*Aufgabenstellung*.
Beantworten Sie anhand des folgenden Textausschnitts zum jüdisch-muslimischen Dialog diese Fragen:
1. Seit welchem Jahr gibt es den Jüdisch-Muslimischen Gesprächskreis der Blumenthal Akademie?
2. Bei wem liegen die Planung und Durchführung des Projekts Schalom-Aleikum?
3. In welcher Stadt fand das Kochduell 2021 statt?

*Textausschnitt*.
....................

Trotz dieser herausfordernden Voraussetzungen sind in den vergangenen Jahren mehrere Dialog- und Kooperationsformate entstanden. Beispielsweise der seit 2014 existierende Jüdisch-Muslimische Gesprächskreis der Blumenthal Akademie des Jüdischen Museums Berlin, in dem sich Juden und Muslime aus Wissenschaft, Kultur und Politik für eine stärkere Vernetzung regelmäßig treffen. Anfang 2019 gründeten zwei Begabtenförderwerke – das jüdische Ernst Ludwig Ehrlich Studienwerk (ELES) und das muslimische Avicenna-Studienwerk – den jüdisch-muslimischen Thinkthank Karov-Qareeb, in dem junge Juden und Muslime zusammenarbeiten, ihre Lebensrealitäten erkunden und gemeinsames Empowerment ermöglichen. Diese beiden Beispiele für institutionalisierte Formate sind aufgrund ihrer regelmäßigen Zusammenkünfte nachhaltig. Ein weiteres Format ist das im Jahr 2019 von der Bundesregierung initiierte Projekt Schalom-Aleikum. Der erklärte eigene Anspruch, jüdisch-muslimischen Dialog auf Augenhöhe zu schaffen, steht hier leider im Widerspruch zur Struktur des Projektes: denn die Planung und Durchführung liegt alleine auf der Seite des Zentralrats der Juden, ohne Beteiligung eines muslimischen Partners. Verständlicherweise entstehen so auf der "anderen" Seite Skepsis und Irritationen.

Neben Bildungsformaten werden Aktionen inszeniert, die insbesondere mediale Aufmerksamkeit erregen sollen. Dazu zählen die Fahrradtandem-Tour 2018 durch Berlin mit Rabbinern und Imamen, das Fußballspiel in Düsseldorf 2018 mit muslimischen und jüdischen Geistlichen und das Kochduell 2021 in Wien mit einem Imam, Rabbi und Pfarrer. Diese Aktionen sind eher Medien-Events, aus pädagogischer Perspektive haben sie weniger Bedeutung. Ein tatsächliches Kennenlernen, um eine vertrauensvolle Beziehung aufbauen zu können, findet nicht statt. So kann der Wunsch nach Allianzen mit einmaligen und kulturalisierenden Aktionen auch mal am Ziel vorbeigehen. Anstatt über Reibungspunkte zu sprechen, verweilt man gerne in der Komfortzone. Fraglich bleibt, welchen Einfluss solche Aktionen auf das tägliche Miteinander von Juden und Muslimen haben sollen. Wenn die Auseinandersetzung mit den wirklich unbequemen Fragen dabei vermieden wird, bleibt der Dialog auf einer oberflächlichen Ebene.

....................

*Bereitgestelltes Material*.
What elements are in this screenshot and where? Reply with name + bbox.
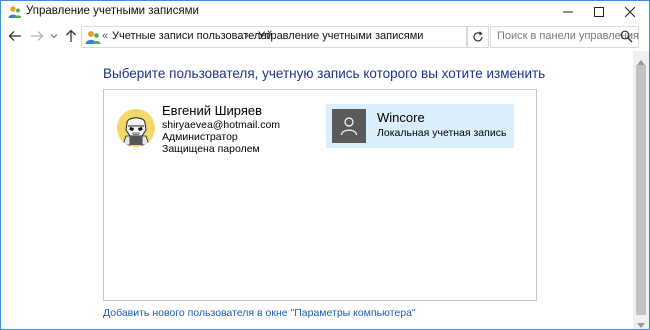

....................

*Ergebnis*.
1. Seit 2014.
2. Allein beim Zentralrat der Juden, ohne Beteiligung eines muslimischen Partners.
3. In Wien.